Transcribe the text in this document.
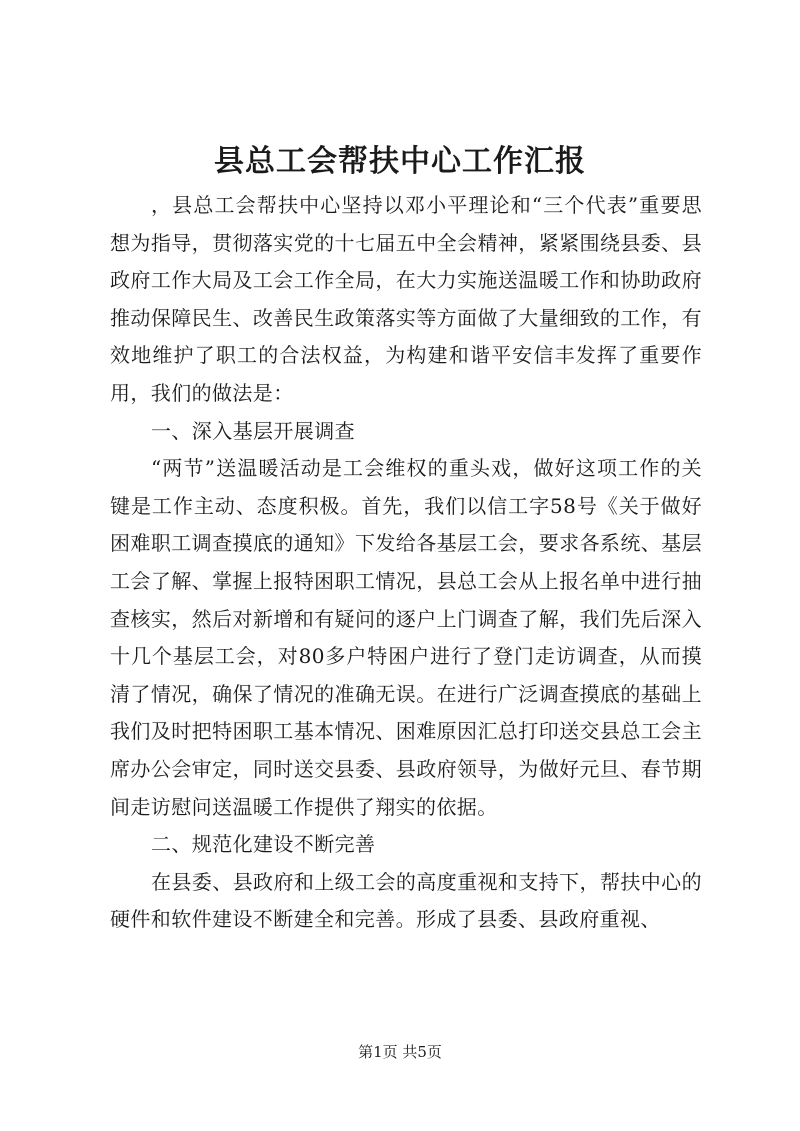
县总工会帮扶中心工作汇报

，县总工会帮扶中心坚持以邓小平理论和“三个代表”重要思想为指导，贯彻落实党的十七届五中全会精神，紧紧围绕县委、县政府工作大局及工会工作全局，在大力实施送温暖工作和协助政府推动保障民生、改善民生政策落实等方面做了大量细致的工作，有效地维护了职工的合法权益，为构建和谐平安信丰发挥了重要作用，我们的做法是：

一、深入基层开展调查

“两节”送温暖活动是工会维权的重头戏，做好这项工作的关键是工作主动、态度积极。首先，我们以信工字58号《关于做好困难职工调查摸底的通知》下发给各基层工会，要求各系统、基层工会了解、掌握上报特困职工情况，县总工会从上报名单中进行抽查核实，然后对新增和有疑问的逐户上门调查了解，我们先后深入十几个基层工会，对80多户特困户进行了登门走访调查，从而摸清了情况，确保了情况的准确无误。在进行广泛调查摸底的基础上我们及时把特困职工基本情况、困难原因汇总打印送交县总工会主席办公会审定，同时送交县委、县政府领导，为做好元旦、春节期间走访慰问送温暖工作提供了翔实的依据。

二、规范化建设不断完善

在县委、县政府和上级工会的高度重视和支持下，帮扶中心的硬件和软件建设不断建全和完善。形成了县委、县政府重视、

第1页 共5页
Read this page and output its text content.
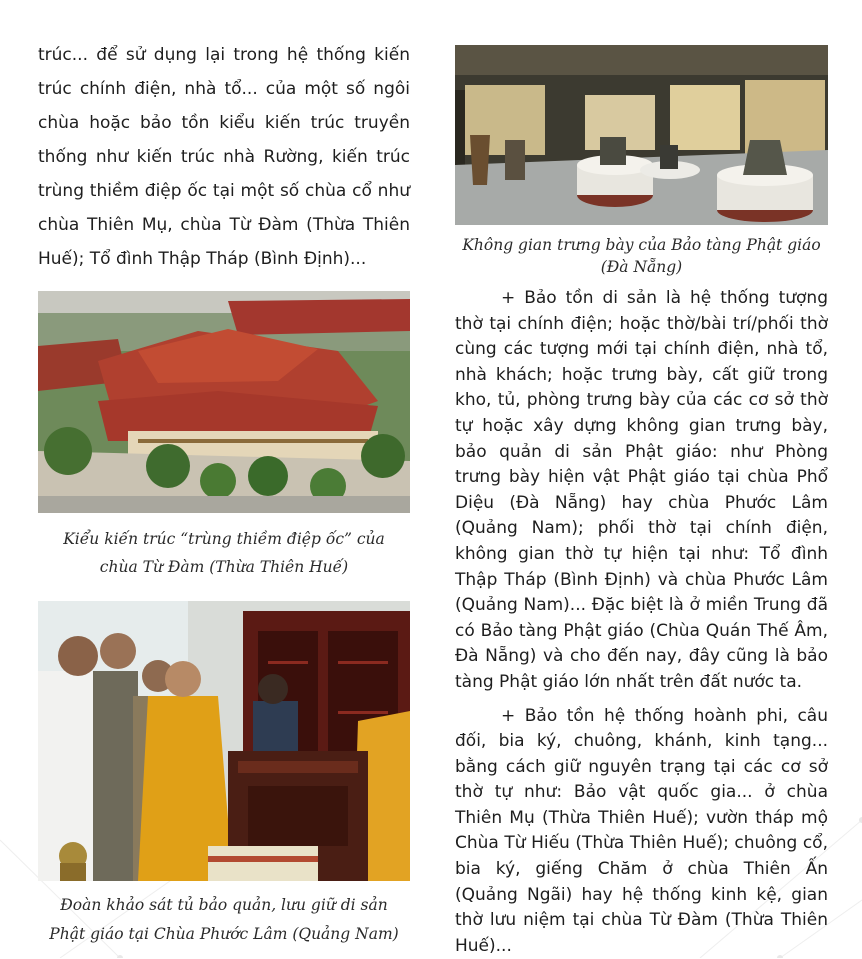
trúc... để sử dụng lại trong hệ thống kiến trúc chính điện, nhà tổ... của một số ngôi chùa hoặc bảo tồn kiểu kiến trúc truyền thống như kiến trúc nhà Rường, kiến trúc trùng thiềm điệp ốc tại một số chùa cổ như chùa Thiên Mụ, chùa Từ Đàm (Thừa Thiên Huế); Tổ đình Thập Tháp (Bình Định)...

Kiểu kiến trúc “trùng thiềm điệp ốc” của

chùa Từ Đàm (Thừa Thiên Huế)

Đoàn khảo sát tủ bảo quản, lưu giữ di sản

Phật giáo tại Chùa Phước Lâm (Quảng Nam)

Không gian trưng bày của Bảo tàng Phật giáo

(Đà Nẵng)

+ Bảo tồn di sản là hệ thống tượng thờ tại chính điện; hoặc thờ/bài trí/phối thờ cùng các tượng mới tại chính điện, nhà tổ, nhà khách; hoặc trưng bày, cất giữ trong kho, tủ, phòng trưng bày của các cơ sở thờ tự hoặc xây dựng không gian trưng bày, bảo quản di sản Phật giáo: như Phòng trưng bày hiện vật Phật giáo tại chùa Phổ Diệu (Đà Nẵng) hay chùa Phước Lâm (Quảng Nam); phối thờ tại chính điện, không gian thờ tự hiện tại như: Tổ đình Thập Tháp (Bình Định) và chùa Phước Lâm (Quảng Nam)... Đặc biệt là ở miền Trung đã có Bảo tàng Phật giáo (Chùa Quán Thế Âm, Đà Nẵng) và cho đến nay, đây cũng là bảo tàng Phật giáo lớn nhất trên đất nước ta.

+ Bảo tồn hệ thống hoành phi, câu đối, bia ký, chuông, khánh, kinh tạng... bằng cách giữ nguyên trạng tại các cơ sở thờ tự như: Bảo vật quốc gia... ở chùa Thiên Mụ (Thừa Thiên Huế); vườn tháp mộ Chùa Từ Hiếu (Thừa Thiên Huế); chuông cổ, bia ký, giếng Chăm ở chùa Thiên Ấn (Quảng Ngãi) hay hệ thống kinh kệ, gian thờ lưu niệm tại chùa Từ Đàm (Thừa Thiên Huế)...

Written task: Repeat the full listing above exactly, with no pictures in the copy.

Full solution:
Transcribe the text in this document.
县总工会帮扶中心工作汇报

，县总工会帮扶中心坚持以邓小平理论和“三个代表”重要思想为指导，贯彻落实党的十七届五中全会精神，紧紧围绕县委、县政府工作大局及工会工作全局，在大力实施送温暖工作和协助政府推动保障民生、改善民生政策落实等方面做了大量细致的工作，有效地维护了职工的合法权益，为构建和谐平安信丰发挥了重要作用，我们的做法是：

一、深入基层开展调查

“两节”送温暖活动是工会维权的重头戏，做好这项工作的关键是工作主动、态度积极。首先，我们以信工字58号《关于做好困难职工调查摸底的通知》下发给各基层工会，要求各系统、基层工会了解、掌握上报特困职工情况，县总工会从上报名单中进行抽查核实，然后对新增和有疑问的逐户上门调查了解，我们先后深入十几个基层工会，对80多户特困户进行了登门走访调查，从而摸清了情况，确保了情况的准确无误。在进行广泛调查摸底的基础上我们及时把特困职工基本情况、困难原因汇总打印送交县总工会主席办公会审定，同时送交县委、县政府领导，为做好元旦、春节期间走访慰问送温暖工作提供了翔实的依据。

二、规范化建设不断完善

在县委、县政府和上级工会的高度重视和支持下，帮扶中心的硬件和软件建设不断建全和完善。形成了县委、县政府重视、

第1页 共5页
Read this page and output its text content.
trúc... để sử dụng lại trong hệ thống kiến trúc chính điện, nhà tổ... của một số ngôi chùa hoặc bảo tồn kiểu kiến trúc truyền thống như kiến trúc nhà Rường, kiến trúc trùng thiềm điệp ốc tại một số chùa cổ như chùa Thiên Mụ, chùa Từ Đàm (Thừa Thiên Huế); Tổ đình Thập Tháp (Bình Định)...

Kiểu kiến trúc “trùng thiềm điệp ốc” của

chùa Từ Đàm (Thừa Thiên Huế)

Đoàn khảo sát tủ bảo quản, lưu giữ di sản

Phật giáo tại Chùa Phước Lâm (Quảng Nam)

Không gian trưng bày của Bảo tàng Phật giáo

(Đà Nẵng)

+ Bảo tồn di sản là hệ thống tượng thờ tại chính điện; hoặc thờ/bài trí/phối thờ cùng các tượng mới tại chính điện, nhà tổ, nhà khách; hoặc trưng bày, cất giữ trong kho, tủ, phòng trưng bày của các cơ sở thờ tự hoặc xây dựng không gian trưng bày, bảo quản di sản Phật giáo: như Phòng trưng bày hiện vật Phật giáo tại chùa Phổ Diệu (Đà Nẵng) hay chùa Phước Lâm (Quảng Nam); phối thờ tại chính điện, không gian thờ tự hiện tại như: Tổ đình Thập Tháp (Bình Định) và chùa Phước Lâm (Quảng Nam)... Đặc biệt là ở miền Trung đã có Bảo tàng Phật giáo (Chùa Quán Thế Âm, Đà Nẵng) và cho đến nay, đây cũng là bảo tàng Phật giáo lớn nhất trên đất nước ta.

+ Bảo tồn hệ thống hoành phi, câu đối, bia ký, chuông, khánh, kinh tạng... bằng cách giữ nguyên trạng tại các cơ sở thờ tự như: Bảo vật quốc gia... ở chùa Thiên Mụ (Thừa Thiên Huế); vườn tháp mộ Chùa Từ Hiếu (Thừa Thiên Huế); chuông cổ, bia ký, giếng Chăm ở chùa Thiên Ấn (Quảng Ngãi) hay hệ thống kinh kệ, gian thờ lưu niệm tại chùa Từ Đàm (Thừa Thiên Huế)...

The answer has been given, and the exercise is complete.